§ **Data supplied**

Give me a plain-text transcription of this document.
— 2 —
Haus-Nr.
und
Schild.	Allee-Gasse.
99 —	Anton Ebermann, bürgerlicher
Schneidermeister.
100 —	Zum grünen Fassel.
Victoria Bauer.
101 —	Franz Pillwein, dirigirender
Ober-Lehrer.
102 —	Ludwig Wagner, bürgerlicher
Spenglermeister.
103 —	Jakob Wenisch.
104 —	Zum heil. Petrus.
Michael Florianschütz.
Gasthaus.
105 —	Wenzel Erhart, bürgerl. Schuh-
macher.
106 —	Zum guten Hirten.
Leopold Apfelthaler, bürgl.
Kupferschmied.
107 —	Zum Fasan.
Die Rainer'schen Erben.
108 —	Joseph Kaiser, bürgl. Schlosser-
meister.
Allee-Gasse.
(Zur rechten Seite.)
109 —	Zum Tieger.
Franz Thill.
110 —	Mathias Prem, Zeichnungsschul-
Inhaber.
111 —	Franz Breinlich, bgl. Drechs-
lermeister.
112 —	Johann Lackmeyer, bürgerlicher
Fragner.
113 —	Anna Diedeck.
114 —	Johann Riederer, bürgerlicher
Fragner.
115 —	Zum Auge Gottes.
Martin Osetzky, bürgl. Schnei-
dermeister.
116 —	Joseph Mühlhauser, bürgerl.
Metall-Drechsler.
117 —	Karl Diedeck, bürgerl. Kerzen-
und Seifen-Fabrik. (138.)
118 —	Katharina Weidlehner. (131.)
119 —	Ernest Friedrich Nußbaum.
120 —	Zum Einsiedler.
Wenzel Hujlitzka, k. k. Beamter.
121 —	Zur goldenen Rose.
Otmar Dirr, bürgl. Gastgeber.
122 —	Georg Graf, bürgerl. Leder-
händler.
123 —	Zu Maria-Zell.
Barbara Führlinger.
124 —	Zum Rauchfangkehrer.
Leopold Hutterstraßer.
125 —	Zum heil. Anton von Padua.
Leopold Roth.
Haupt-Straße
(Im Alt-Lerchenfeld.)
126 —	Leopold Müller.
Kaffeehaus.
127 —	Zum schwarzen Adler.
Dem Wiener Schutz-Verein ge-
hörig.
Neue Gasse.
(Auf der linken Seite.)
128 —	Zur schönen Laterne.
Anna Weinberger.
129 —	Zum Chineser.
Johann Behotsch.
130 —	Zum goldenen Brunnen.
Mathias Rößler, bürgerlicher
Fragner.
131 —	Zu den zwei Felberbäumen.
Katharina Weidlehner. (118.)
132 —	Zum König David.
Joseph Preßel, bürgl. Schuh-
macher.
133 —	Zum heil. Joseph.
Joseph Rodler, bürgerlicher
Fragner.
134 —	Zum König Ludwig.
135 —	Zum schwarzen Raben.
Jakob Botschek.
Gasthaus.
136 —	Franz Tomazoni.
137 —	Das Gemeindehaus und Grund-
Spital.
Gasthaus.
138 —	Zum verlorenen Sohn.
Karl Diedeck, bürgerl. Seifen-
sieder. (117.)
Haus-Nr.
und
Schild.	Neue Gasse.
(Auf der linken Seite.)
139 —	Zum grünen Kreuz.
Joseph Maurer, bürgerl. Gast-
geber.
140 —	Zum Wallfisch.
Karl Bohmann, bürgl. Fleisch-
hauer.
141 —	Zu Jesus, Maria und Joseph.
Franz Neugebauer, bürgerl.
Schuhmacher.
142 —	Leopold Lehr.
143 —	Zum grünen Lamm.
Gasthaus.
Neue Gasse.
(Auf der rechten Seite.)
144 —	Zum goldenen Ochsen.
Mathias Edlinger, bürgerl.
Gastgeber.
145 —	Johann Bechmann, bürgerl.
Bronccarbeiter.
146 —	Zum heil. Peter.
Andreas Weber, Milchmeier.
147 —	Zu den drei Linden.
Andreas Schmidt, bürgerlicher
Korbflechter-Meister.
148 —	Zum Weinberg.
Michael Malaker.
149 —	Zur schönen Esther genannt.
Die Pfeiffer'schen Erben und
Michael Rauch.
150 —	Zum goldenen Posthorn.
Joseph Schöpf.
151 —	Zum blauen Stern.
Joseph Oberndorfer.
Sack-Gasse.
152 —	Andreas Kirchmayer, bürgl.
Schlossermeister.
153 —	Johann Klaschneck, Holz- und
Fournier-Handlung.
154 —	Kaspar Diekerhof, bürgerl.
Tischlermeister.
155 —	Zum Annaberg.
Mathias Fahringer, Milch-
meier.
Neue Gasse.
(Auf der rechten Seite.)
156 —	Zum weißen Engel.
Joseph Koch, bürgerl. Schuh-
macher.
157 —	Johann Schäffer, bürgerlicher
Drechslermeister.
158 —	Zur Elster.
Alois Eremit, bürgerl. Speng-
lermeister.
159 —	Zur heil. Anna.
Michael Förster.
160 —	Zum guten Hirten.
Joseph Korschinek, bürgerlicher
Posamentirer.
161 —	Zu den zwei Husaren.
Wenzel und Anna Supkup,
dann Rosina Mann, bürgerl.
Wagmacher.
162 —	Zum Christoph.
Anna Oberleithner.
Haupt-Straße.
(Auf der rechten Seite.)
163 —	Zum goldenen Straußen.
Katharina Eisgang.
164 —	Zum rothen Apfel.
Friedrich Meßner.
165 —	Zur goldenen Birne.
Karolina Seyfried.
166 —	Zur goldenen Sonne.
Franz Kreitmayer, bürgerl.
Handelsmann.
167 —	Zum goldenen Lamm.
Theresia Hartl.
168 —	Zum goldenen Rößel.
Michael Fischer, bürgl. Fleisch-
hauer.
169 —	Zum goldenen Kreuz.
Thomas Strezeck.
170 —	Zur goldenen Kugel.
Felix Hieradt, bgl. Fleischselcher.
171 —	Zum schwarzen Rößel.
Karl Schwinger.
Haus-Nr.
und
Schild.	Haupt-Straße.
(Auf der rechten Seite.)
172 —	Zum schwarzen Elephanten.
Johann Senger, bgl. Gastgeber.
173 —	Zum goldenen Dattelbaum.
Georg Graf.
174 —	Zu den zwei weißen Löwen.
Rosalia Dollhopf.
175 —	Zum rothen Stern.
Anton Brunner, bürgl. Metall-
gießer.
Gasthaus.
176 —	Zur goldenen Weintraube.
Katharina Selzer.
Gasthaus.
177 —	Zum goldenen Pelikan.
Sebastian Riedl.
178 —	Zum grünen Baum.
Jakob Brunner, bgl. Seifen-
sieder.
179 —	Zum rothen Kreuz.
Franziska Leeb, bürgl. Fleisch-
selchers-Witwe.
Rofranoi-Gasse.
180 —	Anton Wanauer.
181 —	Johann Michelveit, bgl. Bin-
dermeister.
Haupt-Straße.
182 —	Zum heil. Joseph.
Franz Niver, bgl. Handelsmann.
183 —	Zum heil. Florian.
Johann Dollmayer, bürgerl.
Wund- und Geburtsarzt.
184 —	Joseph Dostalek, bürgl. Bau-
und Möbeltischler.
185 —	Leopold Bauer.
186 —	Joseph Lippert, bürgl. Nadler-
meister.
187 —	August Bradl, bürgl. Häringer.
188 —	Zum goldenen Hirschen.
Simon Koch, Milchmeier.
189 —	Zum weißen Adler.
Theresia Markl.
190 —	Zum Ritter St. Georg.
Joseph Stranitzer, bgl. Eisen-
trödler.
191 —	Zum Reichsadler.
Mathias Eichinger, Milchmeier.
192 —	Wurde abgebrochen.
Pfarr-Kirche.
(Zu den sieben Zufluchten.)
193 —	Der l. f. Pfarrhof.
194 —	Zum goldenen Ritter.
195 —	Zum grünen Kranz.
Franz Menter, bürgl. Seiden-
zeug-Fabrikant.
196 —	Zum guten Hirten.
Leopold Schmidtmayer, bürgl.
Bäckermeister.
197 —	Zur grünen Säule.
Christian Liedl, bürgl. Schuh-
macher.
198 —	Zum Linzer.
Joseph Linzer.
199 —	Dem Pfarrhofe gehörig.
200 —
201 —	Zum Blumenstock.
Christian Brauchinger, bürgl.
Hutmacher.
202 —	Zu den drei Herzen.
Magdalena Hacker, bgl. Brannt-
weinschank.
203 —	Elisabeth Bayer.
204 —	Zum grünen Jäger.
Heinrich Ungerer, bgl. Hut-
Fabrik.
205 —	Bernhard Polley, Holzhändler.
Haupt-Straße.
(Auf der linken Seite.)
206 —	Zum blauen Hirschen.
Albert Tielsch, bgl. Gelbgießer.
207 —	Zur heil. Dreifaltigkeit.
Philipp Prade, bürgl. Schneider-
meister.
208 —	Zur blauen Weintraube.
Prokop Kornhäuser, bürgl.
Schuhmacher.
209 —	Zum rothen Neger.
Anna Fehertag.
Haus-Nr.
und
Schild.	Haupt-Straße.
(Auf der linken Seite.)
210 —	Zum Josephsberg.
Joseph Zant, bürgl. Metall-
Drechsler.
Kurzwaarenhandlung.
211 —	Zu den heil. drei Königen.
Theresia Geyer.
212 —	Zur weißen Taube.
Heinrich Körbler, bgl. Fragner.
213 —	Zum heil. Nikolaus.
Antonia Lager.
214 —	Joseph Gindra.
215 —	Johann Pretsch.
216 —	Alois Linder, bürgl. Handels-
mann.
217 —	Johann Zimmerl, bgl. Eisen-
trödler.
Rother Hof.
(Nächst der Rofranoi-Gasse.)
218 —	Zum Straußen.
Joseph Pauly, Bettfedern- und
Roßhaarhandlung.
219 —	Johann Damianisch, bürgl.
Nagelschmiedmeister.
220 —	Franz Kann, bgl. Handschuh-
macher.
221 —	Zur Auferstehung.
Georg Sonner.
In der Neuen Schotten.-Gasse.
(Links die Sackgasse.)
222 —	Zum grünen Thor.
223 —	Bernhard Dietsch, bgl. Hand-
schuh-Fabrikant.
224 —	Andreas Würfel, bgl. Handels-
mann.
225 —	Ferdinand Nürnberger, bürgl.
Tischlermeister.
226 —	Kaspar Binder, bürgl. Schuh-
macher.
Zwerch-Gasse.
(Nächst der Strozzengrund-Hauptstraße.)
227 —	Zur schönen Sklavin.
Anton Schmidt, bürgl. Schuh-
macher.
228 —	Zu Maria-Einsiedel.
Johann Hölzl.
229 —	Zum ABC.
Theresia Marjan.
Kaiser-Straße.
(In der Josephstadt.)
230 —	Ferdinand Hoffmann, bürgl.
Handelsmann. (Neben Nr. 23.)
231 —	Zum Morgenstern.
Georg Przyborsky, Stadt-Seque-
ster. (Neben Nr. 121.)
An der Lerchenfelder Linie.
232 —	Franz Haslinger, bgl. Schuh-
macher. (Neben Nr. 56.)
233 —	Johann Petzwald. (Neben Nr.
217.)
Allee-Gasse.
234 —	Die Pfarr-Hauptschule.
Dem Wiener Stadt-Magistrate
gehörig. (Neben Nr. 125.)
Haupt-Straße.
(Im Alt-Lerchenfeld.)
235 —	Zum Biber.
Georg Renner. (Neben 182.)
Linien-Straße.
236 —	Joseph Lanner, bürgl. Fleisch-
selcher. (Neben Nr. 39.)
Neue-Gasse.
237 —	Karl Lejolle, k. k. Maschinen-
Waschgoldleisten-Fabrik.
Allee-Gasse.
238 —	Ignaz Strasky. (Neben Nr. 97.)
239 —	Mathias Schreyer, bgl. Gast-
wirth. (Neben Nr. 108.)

§ **Task objective**
For the data above, state only how many lines include the word "guten".

§ **Exercise result**
3